▼

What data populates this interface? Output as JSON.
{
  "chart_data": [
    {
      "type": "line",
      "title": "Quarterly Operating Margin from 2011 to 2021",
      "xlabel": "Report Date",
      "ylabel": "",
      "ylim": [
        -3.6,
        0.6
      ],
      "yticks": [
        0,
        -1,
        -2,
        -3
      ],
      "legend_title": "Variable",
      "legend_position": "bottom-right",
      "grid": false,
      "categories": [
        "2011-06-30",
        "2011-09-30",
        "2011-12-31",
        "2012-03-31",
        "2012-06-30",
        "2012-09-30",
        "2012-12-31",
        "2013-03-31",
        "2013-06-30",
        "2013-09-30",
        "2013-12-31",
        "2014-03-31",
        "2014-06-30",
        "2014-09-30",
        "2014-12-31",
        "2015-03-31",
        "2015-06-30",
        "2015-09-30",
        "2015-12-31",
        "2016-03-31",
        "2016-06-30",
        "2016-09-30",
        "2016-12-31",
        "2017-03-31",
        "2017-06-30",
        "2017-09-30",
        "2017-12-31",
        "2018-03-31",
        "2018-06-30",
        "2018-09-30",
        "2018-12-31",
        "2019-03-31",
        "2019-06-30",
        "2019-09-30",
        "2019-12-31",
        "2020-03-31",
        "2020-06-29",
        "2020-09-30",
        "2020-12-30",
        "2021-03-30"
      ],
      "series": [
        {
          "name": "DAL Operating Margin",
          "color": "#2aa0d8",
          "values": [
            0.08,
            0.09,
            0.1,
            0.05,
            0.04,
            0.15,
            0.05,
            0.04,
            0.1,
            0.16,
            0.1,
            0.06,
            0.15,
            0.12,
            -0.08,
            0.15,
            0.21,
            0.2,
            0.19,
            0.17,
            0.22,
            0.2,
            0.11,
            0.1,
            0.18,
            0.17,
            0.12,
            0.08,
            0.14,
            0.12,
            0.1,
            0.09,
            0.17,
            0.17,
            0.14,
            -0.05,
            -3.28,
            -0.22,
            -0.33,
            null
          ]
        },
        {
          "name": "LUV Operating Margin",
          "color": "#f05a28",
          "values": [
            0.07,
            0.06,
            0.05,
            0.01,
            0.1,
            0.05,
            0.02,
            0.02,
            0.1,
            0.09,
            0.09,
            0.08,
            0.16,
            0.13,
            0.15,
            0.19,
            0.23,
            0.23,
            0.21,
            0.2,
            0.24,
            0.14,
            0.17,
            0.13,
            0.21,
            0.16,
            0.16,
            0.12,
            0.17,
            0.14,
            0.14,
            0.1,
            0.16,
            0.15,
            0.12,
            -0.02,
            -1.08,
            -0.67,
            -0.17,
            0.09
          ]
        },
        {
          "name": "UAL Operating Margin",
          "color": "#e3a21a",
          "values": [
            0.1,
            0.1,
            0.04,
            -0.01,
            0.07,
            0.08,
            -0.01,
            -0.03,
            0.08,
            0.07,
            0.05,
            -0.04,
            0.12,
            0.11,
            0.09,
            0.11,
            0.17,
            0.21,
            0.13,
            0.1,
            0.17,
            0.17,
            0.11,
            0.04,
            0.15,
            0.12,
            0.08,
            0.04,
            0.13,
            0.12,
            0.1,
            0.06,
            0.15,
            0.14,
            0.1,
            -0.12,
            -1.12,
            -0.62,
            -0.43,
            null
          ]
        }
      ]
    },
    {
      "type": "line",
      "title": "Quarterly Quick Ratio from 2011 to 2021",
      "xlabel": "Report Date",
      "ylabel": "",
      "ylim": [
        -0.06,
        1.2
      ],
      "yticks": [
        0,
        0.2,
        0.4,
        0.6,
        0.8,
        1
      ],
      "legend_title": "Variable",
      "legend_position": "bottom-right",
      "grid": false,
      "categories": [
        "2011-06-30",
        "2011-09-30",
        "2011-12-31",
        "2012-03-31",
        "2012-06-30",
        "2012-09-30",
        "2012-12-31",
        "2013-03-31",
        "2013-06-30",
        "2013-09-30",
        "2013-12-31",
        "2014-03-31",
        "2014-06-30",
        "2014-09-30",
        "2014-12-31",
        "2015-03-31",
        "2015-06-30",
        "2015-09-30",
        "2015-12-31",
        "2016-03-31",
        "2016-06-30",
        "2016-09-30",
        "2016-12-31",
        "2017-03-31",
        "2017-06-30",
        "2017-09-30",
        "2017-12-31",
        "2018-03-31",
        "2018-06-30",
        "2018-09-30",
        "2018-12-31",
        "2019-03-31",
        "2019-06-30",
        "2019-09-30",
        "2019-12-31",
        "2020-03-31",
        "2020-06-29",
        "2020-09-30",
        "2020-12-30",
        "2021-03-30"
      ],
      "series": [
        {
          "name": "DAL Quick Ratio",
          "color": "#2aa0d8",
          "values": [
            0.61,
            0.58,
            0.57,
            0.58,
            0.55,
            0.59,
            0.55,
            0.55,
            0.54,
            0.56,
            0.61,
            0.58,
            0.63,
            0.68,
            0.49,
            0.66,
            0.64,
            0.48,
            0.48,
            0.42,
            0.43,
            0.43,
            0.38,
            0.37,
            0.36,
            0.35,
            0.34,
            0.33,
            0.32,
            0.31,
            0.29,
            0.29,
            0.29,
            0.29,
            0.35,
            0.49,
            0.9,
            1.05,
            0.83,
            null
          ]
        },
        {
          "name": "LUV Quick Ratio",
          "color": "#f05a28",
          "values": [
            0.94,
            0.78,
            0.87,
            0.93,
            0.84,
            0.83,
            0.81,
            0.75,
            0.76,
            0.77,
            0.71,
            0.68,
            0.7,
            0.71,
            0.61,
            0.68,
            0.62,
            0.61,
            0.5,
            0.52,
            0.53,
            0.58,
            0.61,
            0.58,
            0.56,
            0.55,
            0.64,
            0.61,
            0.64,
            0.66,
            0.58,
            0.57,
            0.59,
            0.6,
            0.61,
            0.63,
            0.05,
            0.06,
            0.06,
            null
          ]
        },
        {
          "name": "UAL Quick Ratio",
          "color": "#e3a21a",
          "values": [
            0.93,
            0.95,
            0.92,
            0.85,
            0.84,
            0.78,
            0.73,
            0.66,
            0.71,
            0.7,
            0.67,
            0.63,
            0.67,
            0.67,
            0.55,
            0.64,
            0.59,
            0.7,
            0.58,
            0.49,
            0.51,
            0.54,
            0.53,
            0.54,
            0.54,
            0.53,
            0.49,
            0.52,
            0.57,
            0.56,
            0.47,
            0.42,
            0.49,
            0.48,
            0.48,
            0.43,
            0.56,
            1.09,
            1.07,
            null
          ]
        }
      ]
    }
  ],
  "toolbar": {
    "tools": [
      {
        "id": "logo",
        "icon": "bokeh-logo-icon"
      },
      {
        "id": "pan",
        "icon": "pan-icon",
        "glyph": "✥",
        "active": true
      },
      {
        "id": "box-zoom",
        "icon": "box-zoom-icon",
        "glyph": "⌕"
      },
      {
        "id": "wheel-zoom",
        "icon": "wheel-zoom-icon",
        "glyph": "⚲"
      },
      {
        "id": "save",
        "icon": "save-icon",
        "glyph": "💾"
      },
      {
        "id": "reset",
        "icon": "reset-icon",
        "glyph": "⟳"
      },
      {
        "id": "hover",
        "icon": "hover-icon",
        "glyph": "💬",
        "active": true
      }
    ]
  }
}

▲

- [Goal] Would you write down every record again, exactly?

- [Written solution]
What data populates this interface? Output as JSON.
{
  "chart_data": [
    {
      "type": "line",
      "title": "Quarterly Operating Margin from 2011 to 2021",
      "xlabel": "Report Date",
      "ylabel": "",
      "ylim": [
        -3.6,
        0.6
      ],
      "yticks": [
        0,
        -1,
        -2,
        -3
      ],
      "legend_title": "Variable",
      "legend_position": "bottom-right",
      "grid": false,
      "categories": [
        "2011-06-30",
        "2011-09-30",
        "2011-12-31",
        "2012-03-31",
        "2012-06-30",
        "2012-09-30",
        "2012-12-31",
        "2013-03-31",
        "2013-06-30",
        "2013-09-30",
        "2013-12-31",
        "2014-03-31",
        "2014-06-30",
        "2014-09-30",
        "2014-12-31",
        "2015-03-31",
        "2015-06-30",
        "2015-09-30",
        "2015-12-31",
        "2016-03-31",
        "2016-06-30",
        "2016-09-30",
        "2016-12-31",
        "2017-03-31",
        "2017-06-30",
        "2017-09-30",
        "2017-12-31",
        "2018-03-31",
        "2018-06-30",
        "2018-09-30",
        "2018-12-31",
        "2019-03-31",
        "2019-06-30",
        "2019-09-30",
        "2019-12-31",
        "2020-03-31",
        "2020-06-29",
        "2020-09-30",
        "2020-12-30",
        "2021-03-30"
      ],
      "series": [
        {
          "name": "DAL Operating Margin",
          "color": "#2aa0d8",
          "values": [
            0.08,
            0.09,
            0.1,
            0.05,
            0.04,
            0.15,
            0.05,
            0.04,
            0.1,
            0.16,
            0.1,
            0.06,
            0.15,
            0.12,
            -0.08,
            0.15,
            0.21,
            0.2,
            0.19,
            0.17,
            0.22,
            0.2,
            0.11,
            0.1,
            0.18,
            0.17,
            0.12,
            0.08,
            0.14,
            0.12,
            0.1,
            0.09,
            0.17,
            0.17,
            0.14,
            -0.05,
            -3.28,
            -0.22,
            -0.33,
            null
          ]
        },
        {
          "name": "LUV Operating Margin",
          "color": "#f05a28",
          "values": [
            0.07,
            0.06,
            0.05,
            0.01,
            0.1,
            0.05,
            0.02,
            0.02,
            0.1,
            0.09,
            0.09,
            0.08,
            0.16,
            0.13,
            0.15,
            0.19,
            0.23,
            0.23,
            0.21,
            0.2,
            0.24,
            0.14,
            0.17,
            0.13,
            0.21,
            0.16,
            0.16,
            0.12,
            0.17,
            0.14,
            0.14,
            0.1,
            0.16,
            0.15,
            0.12,
            -0.02,
            -1.08,
            -0.67,
            -0.17,
            0.09
          ]
        },
        {
          "name": "UAL Operating Margin",
          "color": "#e3a21a",
          "values": [
            0.1,
            0.1,
            0.04,
            -0.01,
            0.07,
            0.08,
            -0.01,
            -0.03,
            0.08,
            0.07,
            0.05,
            -0.04,
            0.12,
            0.11,
            0.09,
            0.11,
            0.17,
            0.21,
            0.13,
            0.1,
            0.17,
            0.17,
            0.11,
            0.04,
            0.15,
            0.12,
            0.08,
            0.04,
            0.13,
            0.12,
            0.1,
            0.06,
            0.15,
            0.14,
            0.1,
            -0.12,
            -1.12,
            -0.62,
            -0.43,
            null
          ]
        }
      ]
    },
    {
      "type": "line",
      "title": "Quarterly Quick Ratio from 2011 to 2021",
      "xlabel": "Report Date",
      "ylabel": "",
      "ylim": [
        -0.06,
        1.2
      ],
      "yticks": [
        0,
        0.2,
        0.4,
        0.6,
        0.8,
        1
      ],
      "legend_title": "Variable",
      "legend_position": "bottom-right",
      "grid": false,
      "categories": [
        "2011-06-30",
        "2011-09-30",
        "2011-12-31",
        "2012-03-31",
        "2012-06-30",
        "2012-09-30",
        "2012-12-31",
        "2013-03-31",
        "2013-06-30",
        "2013-09-30",
        "2013-12-31",
        "2014-03-31",
        "2014-06-30",
        "2014-09-30",
        "2014-12-31",
        "2015-03-31",
        "2015-06-30",
        "2015-09-30",
        "2015-12-31",
        "2016-03-31",
        "2016-06-30",
        "2016-09-30",
        "2016-12-31",
        "2017-03-31",
        "2017-06-30",
        "2017-09-30",
        "2017-12-31",
        "2018-03-31",
        "2018-06-30",
        "2018-09-30",
        "2018-12-31",
        "2019-03-31",
        "2019-06-30",
        "2019-09-30",
        "2019-12-31",
        "2020-03-31",
        "2020-06-29",
        "2020-09-30",
        "2020-12-30",
        "2021-03-30"
      ],
      "series": [
        {
          "name": "DAL Quick Ratio",
          "color": "#2aa0d8",
          "values": [
            0.61,
            0.58,
            0.57,
            0.58,
            0.55,
            0.59,
            0.55,
            0.55,
            0.54,
            0.56,
            0.61,
            0.58,
            0.63,
            0.68,
            0.49,
            0.66,
            0.64,
            0.48,
            0.48,
            0.42,
            0.43,
            0.43,
            0.38,
            0.37,
            0.36,
            0.35,
            0.34,
            0.33,
            0.32,
            0.31,
            0.29,
            0.29,
            0.29,
            0.29,
            0.35,
            0.49,
            0.9,
            1.05,
            0.83,
            null
          ]
        },
        {
          "name": "LUV Quick Ratio",
          "color": "#f05a28",
          "values": [
            0.94,
            0.78,
            0.87,
            0.93,
            0.84,
            0.83,
            0.81,
            0.75,
            0.76,
            0.77,
            0.71,
            0.68,
            0.7,
            0.71,
            0.61,
            0.68,
            0.62,
            0.61,
            0.5,
            0.52,
            0.53,
            0.58,
            0.61,
            0.58,
            0.56,
            0.55,
            0.64,
            0.61,
            0.64,
            0.66,
            0.58,
            0.57,
            0.59,
            0.6,
            0.61,
            0.63,
            0.05,
            0.06,
            0.06,
            null
          ]
        },
        {
          "name": "UAL Quick Ratio",
          "color": "#e3a21a",
          "values": [
            0.93,
            0.95,
            0.92,
            0.85,
            0.84,
            0.78,
            0.73,
            0.66,
            0.71,
            0.7,
            0.67,
            0.63,
            0.67,
            0.67,
            0.55,
            0.64,
            0.59,
            0.7,
            0.58,
            0.49,
            0.51,
            0.54,
            0.53,
            0.54,
            0.54,
            0.53,
            0.49,
            0.52,
            0.57,
            0.56,
            0.47,
            0.42,
            0.49,
            0.48,
            0.48,
            0.43,
            0.56,
            1.09,
            1.07,
            null
          ]
        }
      ]
    }
  ],
  "toolbar": {
    "tools": [
      {
        "id": "logo",
        "icon": "bokeh-logo-icon"
      },
      {
        "id": "pan",
        "icon": "pan-icon",
        "glyph": "✥",
        "active": true
      },
      {
        "id": "box-zoom",
        "icon": "box-zoom-icon",
        "glyph": "⌕"
      },
      {
        "id": "wheel-zoom",
        "icon": "wheel-zoom-icon",
        "glyph": "⚲"
      },
      {
        "id": "save",
        "icon": "save-icon",
        "glyph": "💾"
      },
      {
        "id": "reset",
        "icon": "reset-icon",
        "glyph": "⟳"
      },
      {
        "id": "hover",
        "icon": "hover-icon",
        "glyph": "💬",
        "active": true
      }
    ]
  }
}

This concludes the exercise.